WHAT YOU ARE ASKED TO DO.
Without further comment, state how many lines in the listing below contain the word "Geothermal".

>> BEGIN INPUT MATERIAL

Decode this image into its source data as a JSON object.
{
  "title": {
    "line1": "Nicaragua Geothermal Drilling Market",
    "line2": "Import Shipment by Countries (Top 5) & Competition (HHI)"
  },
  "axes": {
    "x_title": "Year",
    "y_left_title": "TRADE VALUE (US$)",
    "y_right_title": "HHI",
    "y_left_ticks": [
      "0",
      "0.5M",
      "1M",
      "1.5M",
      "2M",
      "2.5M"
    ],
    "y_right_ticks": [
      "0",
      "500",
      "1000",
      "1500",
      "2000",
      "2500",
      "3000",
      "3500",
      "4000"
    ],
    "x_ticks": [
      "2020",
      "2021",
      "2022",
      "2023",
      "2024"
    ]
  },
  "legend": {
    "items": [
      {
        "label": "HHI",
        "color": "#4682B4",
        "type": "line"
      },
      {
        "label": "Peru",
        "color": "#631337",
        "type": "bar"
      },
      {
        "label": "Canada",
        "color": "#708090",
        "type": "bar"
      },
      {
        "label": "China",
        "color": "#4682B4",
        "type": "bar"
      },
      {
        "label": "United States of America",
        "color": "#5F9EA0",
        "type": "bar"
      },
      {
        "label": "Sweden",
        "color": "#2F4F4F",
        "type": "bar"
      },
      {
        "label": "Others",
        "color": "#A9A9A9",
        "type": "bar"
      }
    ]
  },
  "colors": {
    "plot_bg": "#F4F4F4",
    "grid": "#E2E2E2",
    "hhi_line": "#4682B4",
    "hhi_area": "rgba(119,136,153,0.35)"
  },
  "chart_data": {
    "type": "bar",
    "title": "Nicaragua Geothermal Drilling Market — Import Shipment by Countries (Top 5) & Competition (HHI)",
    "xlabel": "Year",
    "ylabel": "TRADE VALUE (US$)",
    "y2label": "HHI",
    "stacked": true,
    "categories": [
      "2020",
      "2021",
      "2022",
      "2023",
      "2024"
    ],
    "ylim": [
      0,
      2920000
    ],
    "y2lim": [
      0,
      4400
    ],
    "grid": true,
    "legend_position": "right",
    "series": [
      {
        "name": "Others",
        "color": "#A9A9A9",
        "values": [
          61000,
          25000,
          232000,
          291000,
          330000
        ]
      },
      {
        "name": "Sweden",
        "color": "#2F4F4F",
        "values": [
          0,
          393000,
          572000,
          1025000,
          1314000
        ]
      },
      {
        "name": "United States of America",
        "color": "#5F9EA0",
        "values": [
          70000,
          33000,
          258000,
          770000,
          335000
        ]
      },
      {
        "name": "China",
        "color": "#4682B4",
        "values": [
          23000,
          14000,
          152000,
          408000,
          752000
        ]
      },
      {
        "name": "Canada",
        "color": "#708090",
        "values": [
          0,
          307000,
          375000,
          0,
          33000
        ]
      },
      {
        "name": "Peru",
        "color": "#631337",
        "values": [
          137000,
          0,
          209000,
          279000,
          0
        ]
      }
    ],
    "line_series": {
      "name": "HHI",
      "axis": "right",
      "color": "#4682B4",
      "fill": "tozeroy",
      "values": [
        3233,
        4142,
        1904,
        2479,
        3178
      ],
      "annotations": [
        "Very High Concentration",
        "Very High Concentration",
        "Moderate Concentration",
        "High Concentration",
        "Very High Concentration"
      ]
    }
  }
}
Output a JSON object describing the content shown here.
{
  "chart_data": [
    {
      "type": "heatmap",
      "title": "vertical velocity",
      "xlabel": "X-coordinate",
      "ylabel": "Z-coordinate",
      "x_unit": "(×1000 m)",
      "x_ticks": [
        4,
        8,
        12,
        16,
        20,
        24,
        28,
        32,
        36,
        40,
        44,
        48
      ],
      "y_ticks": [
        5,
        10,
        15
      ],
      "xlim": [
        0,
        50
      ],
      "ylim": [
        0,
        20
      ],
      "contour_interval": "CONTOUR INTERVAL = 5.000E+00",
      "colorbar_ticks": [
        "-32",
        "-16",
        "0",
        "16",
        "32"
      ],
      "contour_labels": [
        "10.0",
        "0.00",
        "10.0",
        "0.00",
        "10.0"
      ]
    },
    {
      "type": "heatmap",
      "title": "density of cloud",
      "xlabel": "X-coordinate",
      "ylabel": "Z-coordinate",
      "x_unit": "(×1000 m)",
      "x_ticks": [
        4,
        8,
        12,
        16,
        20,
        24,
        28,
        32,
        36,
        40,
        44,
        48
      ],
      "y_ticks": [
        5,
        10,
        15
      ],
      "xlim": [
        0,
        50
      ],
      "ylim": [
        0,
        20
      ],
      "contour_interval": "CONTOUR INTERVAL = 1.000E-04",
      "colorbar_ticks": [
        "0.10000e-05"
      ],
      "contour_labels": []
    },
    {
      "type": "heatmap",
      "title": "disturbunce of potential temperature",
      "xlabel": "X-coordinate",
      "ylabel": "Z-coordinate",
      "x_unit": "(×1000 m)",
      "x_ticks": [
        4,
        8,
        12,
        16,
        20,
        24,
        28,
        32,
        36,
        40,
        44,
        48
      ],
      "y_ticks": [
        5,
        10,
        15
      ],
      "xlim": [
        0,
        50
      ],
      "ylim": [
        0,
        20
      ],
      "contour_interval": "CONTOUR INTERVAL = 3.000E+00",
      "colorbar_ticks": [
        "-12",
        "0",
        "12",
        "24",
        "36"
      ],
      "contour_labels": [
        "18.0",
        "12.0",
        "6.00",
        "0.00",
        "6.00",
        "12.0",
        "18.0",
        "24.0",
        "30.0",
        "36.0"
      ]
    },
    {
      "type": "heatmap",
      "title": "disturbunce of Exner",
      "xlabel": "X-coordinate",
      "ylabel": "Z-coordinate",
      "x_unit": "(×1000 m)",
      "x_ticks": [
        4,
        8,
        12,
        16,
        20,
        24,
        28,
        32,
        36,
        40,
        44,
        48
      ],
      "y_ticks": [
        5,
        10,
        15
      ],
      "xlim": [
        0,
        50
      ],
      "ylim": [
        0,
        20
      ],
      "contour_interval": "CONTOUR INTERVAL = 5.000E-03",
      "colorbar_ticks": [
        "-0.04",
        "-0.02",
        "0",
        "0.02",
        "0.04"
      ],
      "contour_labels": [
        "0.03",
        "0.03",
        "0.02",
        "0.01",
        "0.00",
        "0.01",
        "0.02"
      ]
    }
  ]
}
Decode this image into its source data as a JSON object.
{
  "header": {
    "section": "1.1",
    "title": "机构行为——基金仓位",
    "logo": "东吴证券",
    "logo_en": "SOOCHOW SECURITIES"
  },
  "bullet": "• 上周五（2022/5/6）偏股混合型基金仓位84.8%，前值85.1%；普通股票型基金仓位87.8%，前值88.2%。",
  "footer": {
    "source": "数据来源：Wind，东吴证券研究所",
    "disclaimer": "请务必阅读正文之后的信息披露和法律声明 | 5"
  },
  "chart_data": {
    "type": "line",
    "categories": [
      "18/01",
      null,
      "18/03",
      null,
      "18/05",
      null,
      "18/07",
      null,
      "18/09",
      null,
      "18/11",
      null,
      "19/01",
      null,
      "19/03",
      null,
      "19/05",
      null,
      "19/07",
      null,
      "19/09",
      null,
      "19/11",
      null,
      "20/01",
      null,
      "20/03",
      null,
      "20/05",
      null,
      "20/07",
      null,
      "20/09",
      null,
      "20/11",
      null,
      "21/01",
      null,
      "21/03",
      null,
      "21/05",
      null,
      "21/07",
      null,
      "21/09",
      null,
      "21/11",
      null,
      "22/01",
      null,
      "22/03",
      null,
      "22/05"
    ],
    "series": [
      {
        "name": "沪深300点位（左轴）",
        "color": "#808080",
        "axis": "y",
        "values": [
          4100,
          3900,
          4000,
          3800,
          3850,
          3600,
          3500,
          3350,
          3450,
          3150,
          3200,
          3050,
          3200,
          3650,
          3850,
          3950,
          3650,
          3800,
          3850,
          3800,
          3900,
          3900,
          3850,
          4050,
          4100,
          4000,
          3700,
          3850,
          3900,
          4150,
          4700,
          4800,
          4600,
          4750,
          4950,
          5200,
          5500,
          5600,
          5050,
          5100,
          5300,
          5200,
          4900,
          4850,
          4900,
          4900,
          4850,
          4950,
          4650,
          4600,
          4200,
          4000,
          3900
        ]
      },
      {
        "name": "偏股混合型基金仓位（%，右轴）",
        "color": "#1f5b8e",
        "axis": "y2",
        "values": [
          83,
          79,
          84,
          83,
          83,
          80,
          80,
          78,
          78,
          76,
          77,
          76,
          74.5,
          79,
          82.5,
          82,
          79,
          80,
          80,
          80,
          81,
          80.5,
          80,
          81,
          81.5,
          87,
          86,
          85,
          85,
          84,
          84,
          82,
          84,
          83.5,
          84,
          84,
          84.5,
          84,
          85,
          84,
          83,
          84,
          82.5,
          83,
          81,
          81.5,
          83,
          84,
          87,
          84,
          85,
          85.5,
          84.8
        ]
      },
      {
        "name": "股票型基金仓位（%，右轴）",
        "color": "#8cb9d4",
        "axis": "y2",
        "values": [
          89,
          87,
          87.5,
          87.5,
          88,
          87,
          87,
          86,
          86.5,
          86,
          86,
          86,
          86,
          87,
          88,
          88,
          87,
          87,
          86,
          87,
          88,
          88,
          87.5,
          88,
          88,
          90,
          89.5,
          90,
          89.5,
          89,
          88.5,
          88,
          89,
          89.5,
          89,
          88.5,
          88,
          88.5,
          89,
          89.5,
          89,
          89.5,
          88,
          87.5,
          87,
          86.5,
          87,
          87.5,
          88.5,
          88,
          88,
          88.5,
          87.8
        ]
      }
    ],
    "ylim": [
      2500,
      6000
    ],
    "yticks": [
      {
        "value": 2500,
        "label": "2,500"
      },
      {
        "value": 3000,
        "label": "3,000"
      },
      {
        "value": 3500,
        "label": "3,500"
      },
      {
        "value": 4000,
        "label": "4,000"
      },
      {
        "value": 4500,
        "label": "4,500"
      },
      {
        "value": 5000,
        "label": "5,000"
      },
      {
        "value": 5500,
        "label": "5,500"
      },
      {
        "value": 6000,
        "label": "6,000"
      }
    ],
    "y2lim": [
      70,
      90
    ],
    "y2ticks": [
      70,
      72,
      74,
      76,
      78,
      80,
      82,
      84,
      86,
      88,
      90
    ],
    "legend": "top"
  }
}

>> END INPUT MATERIAL

CORRECT RESULT.
2